[start of Supplied entries]
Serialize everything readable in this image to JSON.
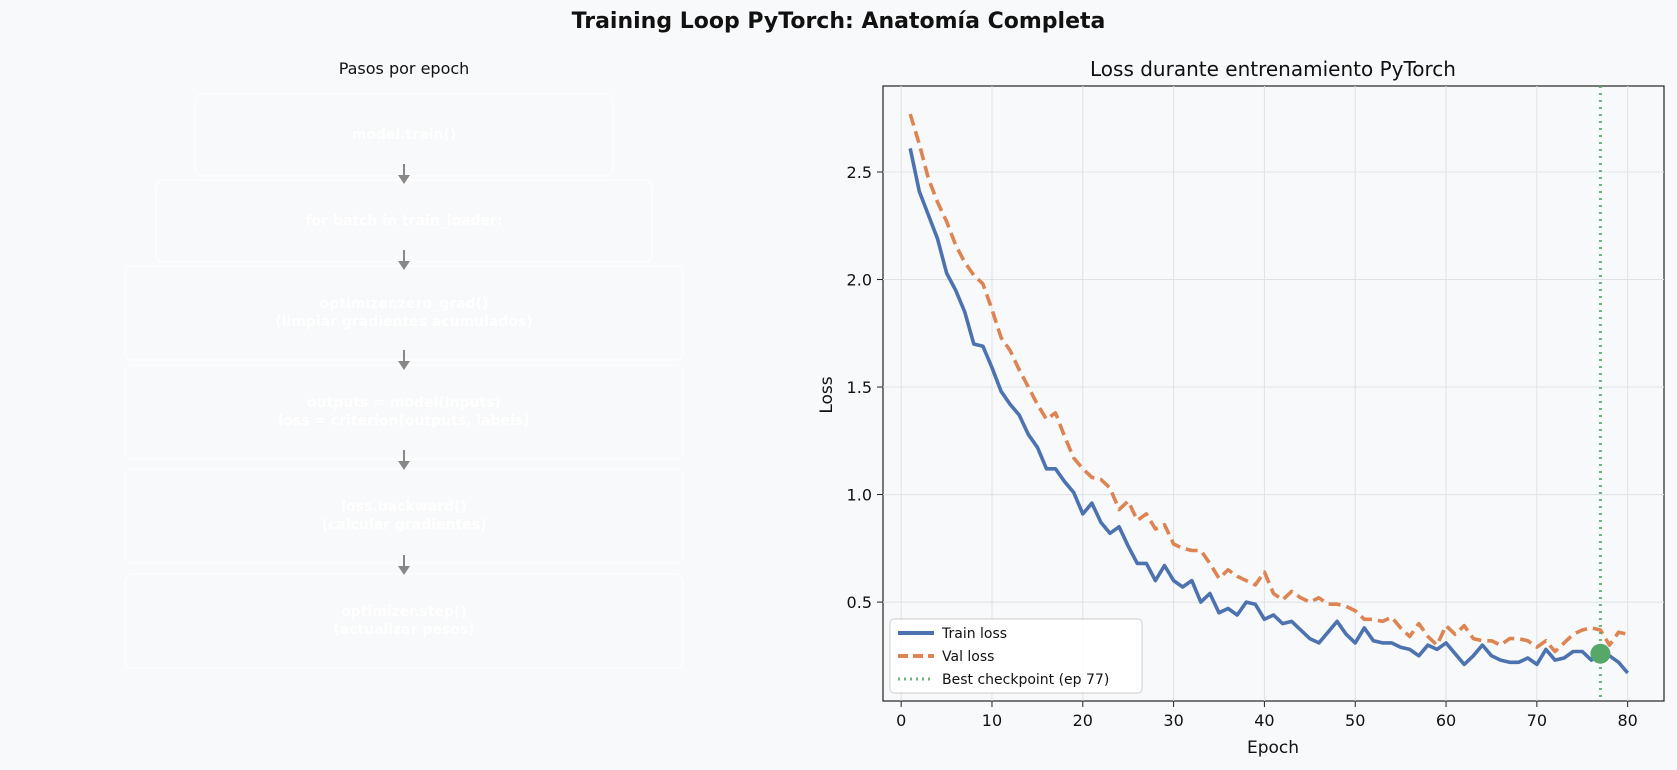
{
  "title": "Training Loop PyTorch: Anatomía Completa",
  "flow": {
    "title": "Pasos por epoch",
    "steps": [
      {
        "line1": "model.train()",
        "line2": "",
        "color": "#80bd8c"
      },
      {
        "line1": "for batch in train_loader:",
        "line2": "",
        "color": "#7a96c3"
      },
      {
        "line1": "optimizer.zero_grad()",
        "line2": "(limpiar gradientes acumulados)",
        "color": "#e4a27c"
      },
      {
        "line1": "outputs = model(inputs)",
        "line2": "loss = criterion(outputs, labels)",
        "color": "#a195c6"
      },
      {
        "line1": "loss.backward()",
        "line2": "(calcular gradientes)",
        "color": "#d2777b"
      },
      {
        "line1": "optimizer.step()",
        "line2": "(actualizar pesos)",
        "color": "#80bd8c"
      }
    ]
  },
  "chart_data": {
    "type": "line",
    "title": "Loss durante entrenamiento PyTorch",
    "xlabel": "Epoch",
    "ylabel": "Loss",
    "xlim": [
      -2,
      84
    ],
    "ylim": [
      0.04,
      2.9
    ],
    "xticks": [
      "0",
      "10",
      "20",
      "30",
      "40",
      "50",
      "60",
      "70",
      "80"
    ],
    "yticks": [
      "0.5",
      "1.0",
      "1.5",
      "2.0",
      "2.5"
    ],
    "grid": true,
    "legend_position": "lower-left",
    "x": [
      1,
      2,
      3,
      4,
      5,
      6,
      7,
      8,
      9,
      10,
      11,
      12,
      13,
      14,
      15,
      16,
      17,
      18,
      19,
      20,
      21,
      22,
      23,
      24,
      25,
      26,
      27,
      28,
      29,
      30,
      31,
      32,
      33,
      34,
      35,
      36,
      37,
      38,
      39,
      40,
      41,
      42,
      43,
      44,
      45,
      46,
      47,
      48,
      49,
      50,
      51,
      52,
      53,
      54,
      55,
      56,
      57,
      58,
      59,
      60,
      61,
      62,
      63,
      64,
      65,
      66,
      67,
      68,
      69,
      70,
      71,
      72,
      73,
      74,
      75,
      76,
      77,
      78,
      79,
      80
    ],
    "series": [
      {
        "name": "Train loss",
        "color": "#4c72b0",
        "style": "solid",
        "values": [
          2.61,
          2.41,
          2.3,
          2.19,
          2.03,
          1.95,
          1.85,
          1.7,
          1.69,
          1.59,
          1.48,
          1.42,
          1.37,
          1.28,
          1.22,
          1.12,
          1.12,
          1.06,
          1.01,
          0.91,
          0.96,
          0.87,
          0.82,
          0.85,
          0.76,
          0.68,
          0.68,
          0.6,
          0.67,
          0.6,
          0.57,
          0.6,
          0.5,
          0.54,
          0.45,
          0.47,
          0.44,
          0.5,
          0.49,
          0.42,
          0.44,
          0.4,
          0.41,
          0.37,
          0.33,
          0.31,
          0.36,
          0.41,
          0.35,
          0.31,
          0.38,
          0.32,
          0.31,
          0.31,
          0.29,
          0.28,
          0.25,
          0.3,
          0.28,
          0.31,
          0.26,
          0.21,
          0.25,
          0.3,
          0.25,
          0.23,
          0.22,
          0.22,
          0.24,
          0.21,
          0.28,
          0.23,
          0.24,
          0.27,
          0.27,
          0.23,
          0.26,
          0.25,
          0.22,
          0.17
        ]
      },
      {
        "name": "Val loss",
        "color": "#dd8452",
        "style": "dashed",
        "values": [
          2.77,
          2.63,
          2.47,
          2.36,
          2.27,
          2.16,
          2.08,
          2.02,
          1.98,
          1.86,
          1.73,
          1.67,
          1.58,
          1.5,
          1.42,
          1.35,
          1.38,
          1.27,
          1.17,
          1.12,
          1.08,
          1.07,
          1.03,
          0.93,
          0.97,
          0.88,
          0.91,
          0.84,
          0.86,
          0.77,
          0.75,
          0.74,
          0.74,
          0.68,
          0.61,
          0.65,
          0.62,
          0.6,
          0.58,
          0.64,
          0.54,
          0.51,
          0.55,
          0.52,
          0.5,
          0.52,
          0.49,
          0.49,
          0.48,
          0.46,
          0.42,
          0.42,
          0.41,
          0.43,
          0.38,
          0.34,
          0.4,
          0.34,
          0.3,
          0.39,
          0.35,
          0.39,
          0.33,
          0.32,
          0.32,
          0.3,
          0.33,
          0.33,
          0.32,
          0.29,
          0.32,
          0.27,
          0.31,
          0.35,
          0.37,
          0.38,
          0.37,
          0.3,
          0.36,
          0.35
        ]
      }
    ],
    "best_checkpoint": {
      "name": "Best checkpoint (ep 77)",
      "epoch": 77,
      "loss": 0.26,
      "color": "#55a868"
    }
  }
}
[end of Supplied entries]
Given problem - All records should be output exactly, with the pictures left out.

Correct answer -
Serialize everything readable in this image to JSON.
{
  "title": "Training Loop PyTorch: Anatomía Completa",
  "flow": {
    "title": "Pasos por epoch",
    "steps": [
      {
        "line1": "model.train()",
        "line2": "",
        "color": "#80bd8c"
      },
      {
        "line1": "for batch in train_loader:",
        "line2": "",
        "color": "#7a96c3"
      },
      {
        "line1": "optimizer.zero_grad()",
        "line2": "(limpiar gradientes acumulados)",
        "color": "#e4a27c"
      },
      {
        "line1": "outputs = model(inputs)",
        "line2": "loss = criterion(outputs, labels)",
        "color": "#a195c6"
      },
      {
        "line1": "loss.backward()",
        "line2": "(calcular gradientes)",
        "color": "#d2777b"
      },
      {
        "line1": "optimizer.step()",
        "line2": "(actualizar pesos)",
        "color": "#80bd8c"
      }
    ]
  },
  "chart_data": {
    "type": "line",
    "title": "Loss durante entrenamiento PyTorch",
    "xlabel": "Epoch",
    "ylabel": "Loss",
    "xlim": [
      -2,
      84
    ],
    "ylim": [
      0.04,
      2.9
    ],
    "xticks": [
      "0",
      "10",
      "20",
      "30",
      "40",
      "50",
      "60",
      "70",
      "80"
    ],
    "yticks": [
      "0.5",
      "1.0",
      "1.5",
      "2.0",
      "2.5"
    ],
    "grid": true,
    "legend_position": "lower-left",
    "x": [
      1,
      2,
      3,
      4,
      5,
      6,
      7,
      8,
      9,
      10,
      11,
      12,
      13,
      14,
      15,
      16,
      17,
      18,
      19,
      20,
      21,
      22,
      23,
      24,
      25,
      26,
      27,
      28,
      29,
      30,
      31,
      32,
      33,
      34,
      35,
      36,
      37,
      38,
      39,
      40,
      41,
      42,
      43,
      44,
      45,
      46,
      47,
      48,
      49,
      50,
      51,
      52,
      53,
      54,
      55,
      56,
      57,
      58,
      59,
      60,
      61,
      62,
      63,
      64,
      65,
      66,
      67,
      68,
      69,
      70,
      71,
      72,
      73,
      74,
      75,
      76,
      77,
      78,
      79,
      80
    ],
    "series": [
      {
        "name": "Train loss",
        "color": "#4c72b0",
        "style": "solid",
        "values": [
          2.61,
          2.41,
          2.3,
          2.19,
          2.03,
          1.95,
          1.85,
          1.7,
          1.69,
          1.59,
          1.48,
          1.42,
          1.37,
          1.28,
          1.22,
          1.12,
          1.12,
          1.06,
          1.01,
          0.91,
          0.96,
          0.87,
          0.82,
          0.85,
          0.76,
          0.68,
          0.68,
          0.6,
          0.67,
          0.6,
          0.57,
          0.6,
          0.5,
          0.54,
          0.45,
          0.47,
          0.44,
          0.5,
          0.49,
          0.42,
          0.44,
          0.4,
          0.41,
          0.37,
          0.33,
          0.31,
          0.36,
          0.41,
          0.35,
          0.31,
          0.38,
          0.32,
          0.31,
          0.31,
          0.29,
          0.28,
          0.25,
          0.3,
          0.28,
          0.31,
          0.26,
          0.21,
          0.25,
          0.3,
          0.25,
          0.23,
          0.22,
          0.22,
          0.24,
          0.21,
          0.28,
          0.23,
          0.24,
          0.27,
          0.27,
          0.23,
          0.26,
          0.25,
          0.22,
          0.17
        ]
      },
      {
        "name": "Val loss",
        "color": "#dd8452",
        "style": "dashed",
        "values": [
          2.77,
          2.63,
          2.47,
          2.36,
          2.27,
          2.16,
          2.08,
          2.02,
          1.98,
          1.86,
          1.73,
          1.67,
          1.58,
          1.5,
          1.42,
          1.35,
          1.38,
          1.27,
          1.17,
          1.12,
          1.08,
          1.07,
          1.03,
          0.93,
          0.97,
          0.88,
          0.91,
          0.84,
          0.86,
          0.77,
          0.75,
          0.74,
          0.74,
          0.68,
          0.61,
          0.65,
          0.62,
          0.6,
          0.58,
          0.64,
          0.54,
          0.51,
          0.55,
          0.52,
          0.5,
          0.52,
          0.49,
          0.49,
          0.48,
          0.46,
          0.42,
          0.42,
          0.41,
          0.43,
          0.38,
          0.34,
          0.4,
          0.34,
          0.3,
          0.39,
          0.35,
          0.39,
          0.33,
          0.32,
          0.32,
          0.3,
          0.33,
          0.33,
          0.32,
          0.29,
          0.32,
          0.27,
          0.31,
          0.35,
          0.37,
          0.38,
          0.37,
          0.3,
          0.36,
          0.35
        ]
      }
    ],
    "best_checkpoint": {
      "name": "Best checkpoint (ep 77)",
      "epoch": 77,
      "loss": 0.26,
      "color": "#55a868"
    }
  }
}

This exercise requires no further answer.